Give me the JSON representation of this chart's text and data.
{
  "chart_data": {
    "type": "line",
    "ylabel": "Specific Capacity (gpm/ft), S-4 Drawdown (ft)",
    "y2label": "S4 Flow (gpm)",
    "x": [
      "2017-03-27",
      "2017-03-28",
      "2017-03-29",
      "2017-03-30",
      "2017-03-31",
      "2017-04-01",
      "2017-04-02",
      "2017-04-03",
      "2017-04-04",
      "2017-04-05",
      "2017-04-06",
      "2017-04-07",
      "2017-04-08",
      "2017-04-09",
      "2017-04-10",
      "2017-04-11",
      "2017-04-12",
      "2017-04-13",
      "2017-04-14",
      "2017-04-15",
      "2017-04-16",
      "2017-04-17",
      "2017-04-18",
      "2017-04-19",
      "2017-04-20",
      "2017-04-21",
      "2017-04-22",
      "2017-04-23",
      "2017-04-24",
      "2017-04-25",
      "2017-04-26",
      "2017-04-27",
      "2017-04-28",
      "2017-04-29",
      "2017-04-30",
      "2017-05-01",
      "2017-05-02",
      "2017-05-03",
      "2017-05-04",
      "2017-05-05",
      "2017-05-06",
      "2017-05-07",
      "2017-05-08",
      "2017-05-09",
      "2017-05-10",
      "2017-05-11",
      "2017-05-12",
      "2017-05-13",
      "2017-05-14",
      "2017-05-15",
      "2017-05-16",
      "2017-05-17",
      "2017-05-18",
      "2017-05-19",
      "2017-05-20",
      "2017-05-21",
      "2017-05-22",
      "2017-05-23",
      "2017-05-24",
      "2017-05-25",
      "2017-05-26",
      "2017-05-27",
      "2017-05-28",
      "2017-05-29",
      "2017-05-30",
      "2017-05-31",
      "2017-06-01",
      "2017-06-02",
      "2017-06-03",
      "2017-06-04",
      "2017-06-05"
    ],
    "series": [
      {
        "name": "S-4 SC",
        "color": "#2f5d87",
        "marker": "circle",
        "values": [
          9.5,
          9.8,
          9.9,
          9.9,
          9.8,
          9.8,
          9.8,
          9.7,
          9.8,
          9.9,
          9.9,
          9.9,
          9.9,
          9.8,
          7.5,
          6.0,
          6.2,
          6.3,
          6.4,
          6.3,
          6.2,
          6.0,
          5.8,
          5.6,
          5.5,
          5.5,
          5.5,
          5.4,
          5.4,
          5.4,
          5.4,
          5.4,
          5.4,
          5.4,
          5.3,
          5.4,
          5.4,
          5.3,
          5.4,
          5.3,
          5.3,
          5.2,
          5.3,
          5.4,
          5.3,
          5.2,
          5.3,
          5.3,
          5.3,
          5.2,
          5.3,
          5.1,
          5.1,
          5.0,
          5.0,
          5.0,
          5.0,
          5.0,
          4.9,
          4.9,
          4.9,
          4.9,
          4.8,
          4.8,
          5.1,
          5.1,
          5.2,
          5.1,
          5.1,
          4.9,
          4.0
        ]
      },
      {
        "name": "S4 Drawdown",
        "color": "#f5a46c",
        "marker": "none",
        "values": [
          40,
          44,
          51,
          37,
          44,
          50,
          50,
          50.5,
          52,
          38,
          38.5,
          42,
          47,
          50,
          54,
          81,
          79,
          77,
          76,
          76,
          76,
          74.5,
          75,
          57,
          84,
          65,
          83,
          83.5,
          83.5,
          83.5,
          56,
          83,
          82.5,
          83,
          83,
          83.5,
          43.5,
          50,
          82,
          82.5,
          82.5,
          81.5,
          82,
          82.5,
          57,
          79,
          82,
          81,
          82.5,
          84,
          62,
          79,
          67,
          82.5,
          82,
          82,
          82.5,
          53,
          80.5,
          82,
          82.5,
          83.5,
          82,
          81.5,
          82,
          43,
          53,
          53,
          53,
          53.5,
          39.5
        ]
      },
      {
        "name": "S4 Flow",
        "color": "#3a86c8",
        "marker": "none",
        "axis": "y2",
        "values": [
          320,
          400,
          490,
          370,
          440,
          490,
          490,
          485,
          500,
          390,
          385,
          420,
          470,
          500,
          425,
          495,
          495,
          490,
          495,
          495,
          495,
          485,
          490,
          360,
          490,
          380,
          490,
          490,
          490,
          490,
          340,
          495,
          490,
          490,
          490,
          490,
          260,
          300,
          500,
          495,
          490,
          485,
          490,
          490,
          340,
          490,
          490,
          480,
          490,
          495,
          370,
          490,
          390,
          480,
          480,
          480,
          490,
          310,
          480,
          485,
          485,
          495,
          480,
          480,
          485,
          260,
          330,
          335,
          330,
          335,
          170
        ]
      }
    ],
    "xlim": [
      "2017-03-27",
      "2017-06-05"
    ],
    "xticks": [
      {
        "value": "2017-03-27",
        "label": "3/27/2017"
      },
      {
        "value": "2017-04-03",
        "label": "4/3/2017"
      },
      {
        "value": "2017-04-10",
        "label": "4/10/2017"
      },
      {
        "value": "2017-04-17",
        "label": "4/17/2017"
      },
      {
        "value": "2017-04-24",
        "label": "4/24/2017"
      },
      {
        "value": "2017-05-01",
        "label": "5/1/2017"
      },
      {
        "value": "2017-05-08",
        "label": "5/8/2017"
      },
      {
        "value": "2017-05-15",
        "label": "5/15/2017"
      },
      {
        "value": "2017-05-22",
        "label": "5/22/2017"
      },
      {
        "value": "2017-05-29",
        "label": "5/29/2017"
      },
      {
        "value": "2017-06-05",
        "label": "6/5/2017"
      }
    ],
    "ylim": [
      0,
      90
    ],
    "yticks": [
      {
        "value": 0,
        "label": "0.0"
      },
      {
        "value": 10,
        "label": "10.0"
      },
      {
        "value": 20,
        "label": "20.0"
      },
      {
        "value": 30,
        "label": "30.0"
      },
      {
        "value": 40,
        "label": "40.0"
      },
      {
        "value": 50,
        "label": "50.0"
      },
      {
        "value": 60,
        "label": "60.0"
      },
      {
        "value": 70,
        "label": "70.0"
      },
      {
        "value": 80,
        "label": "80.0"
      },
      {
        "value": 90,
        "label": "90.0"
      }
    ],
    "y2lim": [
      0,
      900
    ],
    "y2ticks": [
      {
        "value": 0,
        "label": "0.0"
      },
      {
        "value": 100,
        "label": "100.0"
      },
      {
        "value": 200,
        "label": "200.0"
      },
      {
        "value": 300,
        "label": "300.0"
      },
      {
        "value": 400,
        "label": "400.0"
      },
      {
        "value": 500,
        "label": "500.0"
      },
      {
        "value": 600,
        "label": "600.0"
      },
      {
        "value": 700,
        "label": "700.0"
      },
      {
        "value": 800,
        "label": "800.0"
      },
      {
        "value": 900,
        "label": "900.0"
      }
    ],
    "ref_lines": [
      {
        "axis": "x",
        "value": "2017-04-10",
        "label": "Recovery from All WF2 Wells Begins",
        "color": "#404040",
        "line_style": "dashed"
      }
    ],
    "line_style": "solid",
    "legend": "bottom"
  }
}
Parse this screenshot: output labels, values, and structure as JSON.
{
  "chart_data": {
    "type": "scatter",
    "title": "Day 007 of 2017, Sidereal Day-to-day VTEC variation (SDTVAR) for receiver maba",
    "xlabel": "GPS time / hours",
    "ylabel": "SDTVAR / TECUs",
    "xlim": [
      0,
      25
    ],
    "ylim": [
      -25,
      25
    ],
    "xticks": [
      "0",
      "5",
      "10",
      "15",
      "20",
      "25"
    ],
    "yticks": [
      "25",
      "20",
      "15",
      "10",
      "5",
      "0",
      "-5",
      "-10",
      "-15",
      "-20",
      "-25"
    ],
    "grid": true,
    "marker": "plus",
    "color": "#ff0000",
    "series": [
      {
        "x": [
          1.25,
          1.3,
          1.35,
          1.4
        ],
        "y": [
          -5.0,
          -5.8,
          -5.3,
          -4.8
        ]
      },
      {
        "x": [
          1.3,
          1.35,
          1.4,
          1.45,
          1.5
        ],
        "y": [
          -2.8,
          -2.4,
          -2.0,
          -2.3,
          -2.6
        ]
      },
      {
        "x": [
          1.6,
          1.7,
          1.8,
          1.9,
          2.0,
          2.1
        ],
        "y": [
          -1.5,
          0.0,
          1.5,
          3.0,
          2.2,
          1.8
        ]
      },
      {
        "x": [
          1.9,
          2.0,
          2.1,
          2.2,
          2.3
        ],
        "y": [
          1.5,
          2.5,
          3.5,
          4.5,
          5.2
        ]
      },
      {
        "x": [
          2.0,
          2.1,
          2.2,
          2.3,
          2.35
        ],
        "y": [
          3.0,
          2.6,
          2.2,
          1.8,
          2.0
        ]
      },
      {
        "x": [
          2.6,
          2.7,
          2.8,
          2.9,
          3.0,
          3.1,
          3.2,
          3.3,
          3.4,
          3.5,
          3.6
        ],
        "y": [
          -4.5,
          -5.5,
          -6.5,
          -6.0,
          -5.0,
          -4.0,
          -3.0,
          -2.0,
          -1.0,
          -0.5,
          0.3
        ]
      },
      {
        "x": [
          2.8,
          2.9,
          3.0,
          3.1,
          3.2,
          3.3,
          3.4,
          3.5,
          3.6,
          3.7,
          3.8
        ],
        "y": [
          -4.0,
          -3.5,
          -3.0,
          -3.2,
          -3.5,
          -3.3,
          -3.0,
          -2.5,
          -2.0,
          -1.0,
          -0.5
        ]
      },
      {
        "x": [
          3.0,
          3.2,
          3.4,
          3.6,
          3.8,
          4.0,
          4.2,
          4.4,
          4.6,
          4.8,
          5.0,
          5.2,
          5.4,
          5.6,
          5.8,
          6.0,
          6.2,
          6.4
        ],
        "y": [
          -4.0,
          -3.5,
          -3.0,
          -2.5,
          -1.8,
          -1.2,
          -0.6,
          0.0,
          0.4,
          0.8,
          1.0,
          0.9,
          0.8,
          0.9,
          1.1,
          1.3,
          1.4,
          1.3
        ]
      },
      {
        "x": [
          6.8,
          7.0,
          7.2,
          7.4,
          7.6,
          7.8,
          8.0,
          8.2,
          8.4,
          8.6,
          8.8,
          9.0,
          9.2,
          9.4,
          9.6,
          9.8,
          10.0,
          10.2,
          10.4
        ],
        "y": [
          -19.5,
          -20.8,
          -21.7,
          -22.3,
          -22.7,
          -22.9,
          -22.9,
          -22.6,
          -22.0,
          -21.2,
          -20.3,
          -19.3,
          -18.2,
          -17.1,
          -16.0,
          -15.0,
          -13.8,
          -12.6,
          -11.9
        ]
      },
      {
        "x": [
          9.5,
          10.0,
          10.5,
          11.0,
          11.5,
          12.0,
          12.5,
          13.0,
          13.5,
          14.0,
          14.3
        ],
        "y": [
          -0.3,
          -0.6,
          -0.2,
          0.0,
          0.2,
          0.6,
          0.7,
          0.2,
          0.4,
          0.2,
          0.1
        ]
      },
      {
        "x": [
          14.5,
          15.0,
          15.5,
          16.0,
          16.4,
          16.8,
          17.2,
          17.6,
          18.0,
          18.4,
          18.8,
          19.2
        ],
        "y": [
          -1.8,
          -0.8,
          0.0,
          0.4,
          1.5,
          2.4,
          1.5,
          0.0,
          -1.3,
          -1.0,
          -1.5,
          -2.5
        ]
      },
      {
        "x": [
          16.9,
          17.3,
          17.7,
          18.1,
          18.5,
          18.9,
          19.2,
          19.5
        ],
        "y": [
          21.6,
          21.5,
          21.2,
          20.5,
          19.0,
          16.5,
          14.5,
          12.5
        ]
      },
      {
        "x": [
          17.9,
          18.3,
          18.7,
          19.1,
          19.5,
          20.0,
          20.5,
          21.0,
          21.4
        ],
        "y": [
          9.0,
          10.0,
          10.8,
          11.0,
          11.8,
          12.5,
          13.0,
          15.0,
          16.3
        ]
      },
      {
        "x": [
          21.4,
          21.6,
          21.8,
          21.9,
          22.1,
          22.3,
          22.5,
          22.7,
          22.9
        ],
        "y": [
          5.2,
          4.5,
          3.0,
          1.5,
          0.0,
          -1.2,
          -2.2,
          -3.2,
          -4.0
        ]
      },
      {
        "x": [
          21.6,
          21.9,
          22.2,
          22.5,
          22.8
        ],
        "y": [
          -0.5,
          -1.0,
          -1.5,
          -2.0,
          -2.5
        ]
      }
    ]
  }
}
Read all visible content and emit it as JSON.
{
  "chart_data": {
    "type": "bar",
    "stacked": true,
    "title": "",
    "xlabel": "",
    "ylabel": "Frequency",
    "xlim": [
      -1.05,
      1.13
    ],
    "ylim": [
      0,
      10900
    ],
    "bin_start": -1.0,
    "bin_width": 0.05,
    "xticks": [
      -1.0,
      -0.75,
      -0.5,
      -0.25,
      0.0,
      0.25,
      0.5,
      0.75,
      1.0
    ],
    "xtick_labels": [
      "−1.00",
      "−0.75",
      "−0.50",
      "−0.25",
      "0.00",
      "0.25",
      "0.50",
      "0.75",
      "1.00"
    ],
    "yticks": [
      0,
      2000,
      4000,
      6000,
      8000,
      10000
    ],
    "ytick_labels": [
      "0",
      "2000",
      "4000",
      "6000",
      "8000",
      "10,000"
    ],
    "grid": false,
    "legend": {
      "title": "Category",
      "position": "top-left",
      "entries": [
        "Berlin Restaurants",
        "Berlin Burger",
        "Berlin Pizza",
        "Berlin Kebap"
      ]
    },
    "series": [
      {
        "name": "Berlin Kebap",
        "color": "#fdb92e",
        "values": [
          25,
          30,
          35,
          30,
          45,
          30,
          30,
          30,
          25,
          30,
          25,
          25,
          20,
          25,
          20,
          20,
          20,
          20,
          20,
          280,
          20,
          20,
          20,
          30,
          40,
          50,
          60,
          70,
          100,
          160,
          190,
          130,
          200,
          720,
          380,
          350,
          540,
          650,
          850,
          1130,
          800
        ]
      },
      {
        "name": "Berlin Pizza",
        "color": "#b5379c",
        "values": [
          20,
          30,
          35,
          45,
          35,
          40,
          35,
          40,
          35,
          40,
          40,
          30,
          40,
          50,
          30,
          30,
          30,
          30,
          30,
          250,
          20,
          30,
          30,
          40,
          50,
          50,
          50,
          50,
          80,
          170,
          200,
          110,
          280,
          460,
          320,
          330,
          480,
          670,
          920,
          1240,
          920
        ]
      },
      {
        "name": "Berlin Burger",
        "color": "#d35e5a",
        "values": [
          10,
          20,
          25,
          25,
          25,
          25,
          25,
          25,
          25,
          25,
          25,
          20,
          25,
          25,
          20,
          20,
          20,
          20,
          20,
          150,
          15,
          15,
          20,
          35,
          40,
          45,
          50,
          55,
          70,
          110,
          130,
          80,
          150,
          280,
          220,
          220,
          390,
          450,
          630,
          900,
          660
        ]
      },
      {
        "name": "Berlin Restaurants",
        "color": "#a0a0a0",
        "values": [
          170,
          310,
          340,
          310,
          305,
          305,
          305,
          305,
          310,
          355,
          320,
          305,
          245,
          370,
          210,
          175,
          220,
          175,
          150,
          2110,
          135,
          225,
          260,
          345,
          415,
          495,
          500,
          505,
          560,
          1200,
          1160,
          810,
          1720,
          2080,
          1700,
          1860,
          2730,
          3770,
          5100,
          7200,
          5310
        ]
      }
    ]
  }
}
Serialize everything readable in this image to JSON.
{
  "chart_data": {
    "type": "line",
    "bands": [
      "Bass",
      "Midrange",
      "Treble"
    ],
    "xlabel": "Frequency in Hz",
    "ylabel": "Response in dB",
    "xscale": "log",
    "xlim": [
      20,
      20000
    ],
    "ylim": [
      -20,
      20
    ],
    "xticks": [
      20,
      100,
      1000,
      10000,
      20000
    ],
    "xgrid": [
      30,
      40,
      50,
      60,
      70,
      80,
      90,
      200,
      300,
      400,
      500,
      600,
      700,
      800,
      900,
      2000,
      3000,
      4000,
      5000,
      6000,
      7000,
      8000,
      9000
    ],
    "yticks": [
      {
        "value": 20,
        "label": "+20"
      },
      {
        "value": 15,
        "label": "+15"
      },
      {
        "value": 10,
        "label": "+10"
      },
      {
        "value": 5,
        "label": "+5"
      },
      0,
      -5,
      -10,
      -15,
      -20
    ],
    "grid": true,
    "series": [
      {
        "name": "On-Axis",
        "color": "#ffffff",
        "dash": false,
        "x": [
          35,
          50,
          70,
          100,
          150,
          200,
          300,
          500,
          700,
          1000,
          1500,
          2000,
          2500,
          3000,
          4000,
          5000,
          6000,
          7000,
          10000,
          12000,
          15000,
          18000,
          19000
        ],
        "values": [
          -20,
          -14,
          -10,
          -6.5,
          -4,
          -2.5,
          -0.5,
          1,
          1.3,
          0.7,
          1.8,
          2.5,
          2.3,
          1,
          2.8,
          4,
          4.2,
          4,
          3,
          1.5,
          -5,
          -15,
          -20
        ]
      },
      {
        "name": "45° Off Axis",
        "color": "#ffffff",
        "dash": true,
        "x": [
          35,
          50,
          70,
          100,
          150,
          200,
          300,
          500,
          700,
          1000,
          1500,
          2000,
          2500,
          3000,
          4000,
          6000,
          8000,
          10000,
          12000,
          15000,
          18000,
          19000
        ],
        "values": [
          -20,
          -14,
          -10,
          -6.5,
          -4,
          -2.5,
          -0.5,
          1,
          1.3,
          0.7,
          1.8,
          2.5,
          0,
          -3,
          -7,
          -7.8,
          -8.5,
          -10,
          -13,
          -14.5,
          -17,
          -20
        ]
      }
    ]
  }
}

#### [Work instructions]
Filter out all lines lacking the word "Frequency" and copy the rest.

#### [Response to the task]
    "ylabel": "Frequency",
    "xlabel": "Frequency in Hz",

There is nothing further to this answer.